**What to produce**
Determine how many lines contain the string "Perfil". Reply with that figure and nothing else.

**Data in this exercise**
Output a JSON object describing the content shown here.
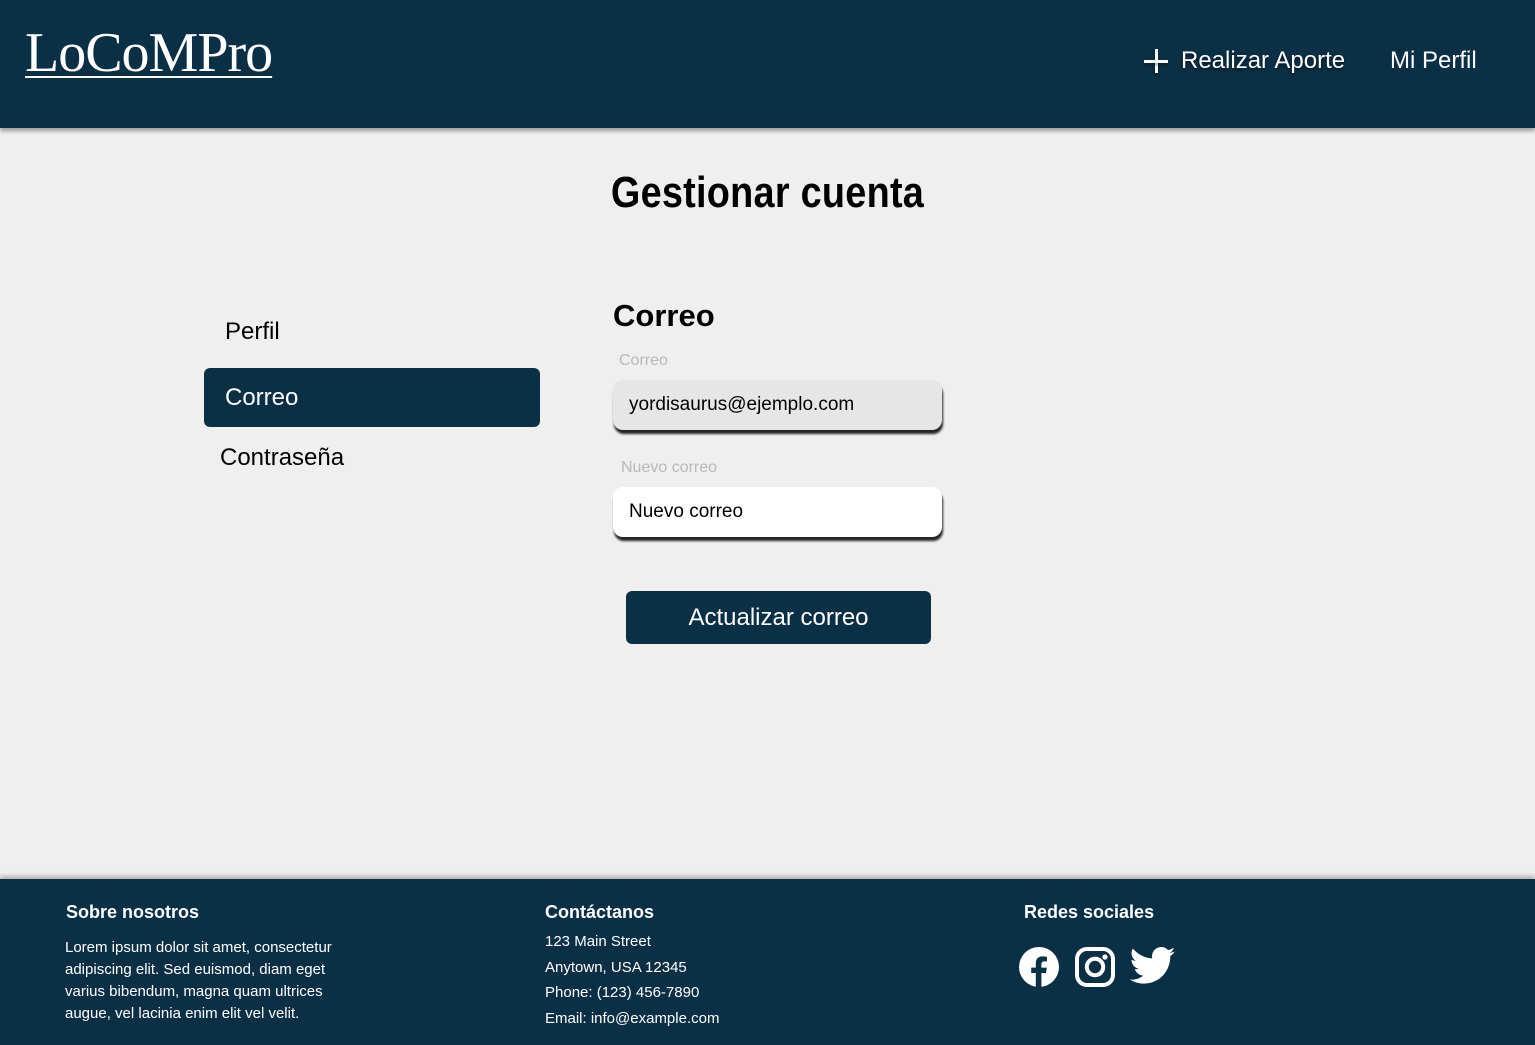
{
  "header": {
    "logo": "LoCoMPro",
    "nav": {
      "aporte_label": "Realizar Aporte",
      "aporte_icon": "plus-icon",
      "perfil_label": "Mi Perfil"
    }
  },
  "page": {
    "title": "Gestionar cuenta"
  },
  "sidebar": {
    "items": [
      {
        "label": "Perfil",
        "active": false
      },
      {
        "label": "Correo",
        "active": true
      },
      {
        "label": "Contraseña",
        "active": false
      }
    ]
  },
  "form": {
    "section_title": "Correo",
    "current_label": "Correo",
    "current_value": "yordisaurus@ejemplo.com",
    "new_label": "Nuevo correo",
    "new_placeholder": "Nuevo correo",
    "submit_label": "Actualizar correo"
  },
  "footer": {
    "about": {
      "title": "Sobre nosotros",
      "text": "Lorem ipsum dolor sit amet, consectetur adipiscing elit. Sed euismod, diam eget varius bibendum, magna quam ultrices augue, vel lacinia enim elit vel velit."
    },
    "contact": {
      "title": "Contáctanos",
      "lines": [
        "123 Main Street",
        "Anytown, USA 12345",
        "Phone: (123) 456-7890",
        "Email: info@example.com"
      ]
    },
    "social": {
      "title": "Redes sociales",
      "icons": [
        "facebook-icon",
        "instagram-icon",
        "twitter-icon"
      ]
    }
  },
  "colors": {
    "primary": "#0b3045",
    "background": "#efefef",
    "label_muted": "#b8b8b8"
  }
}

**Task solution**
2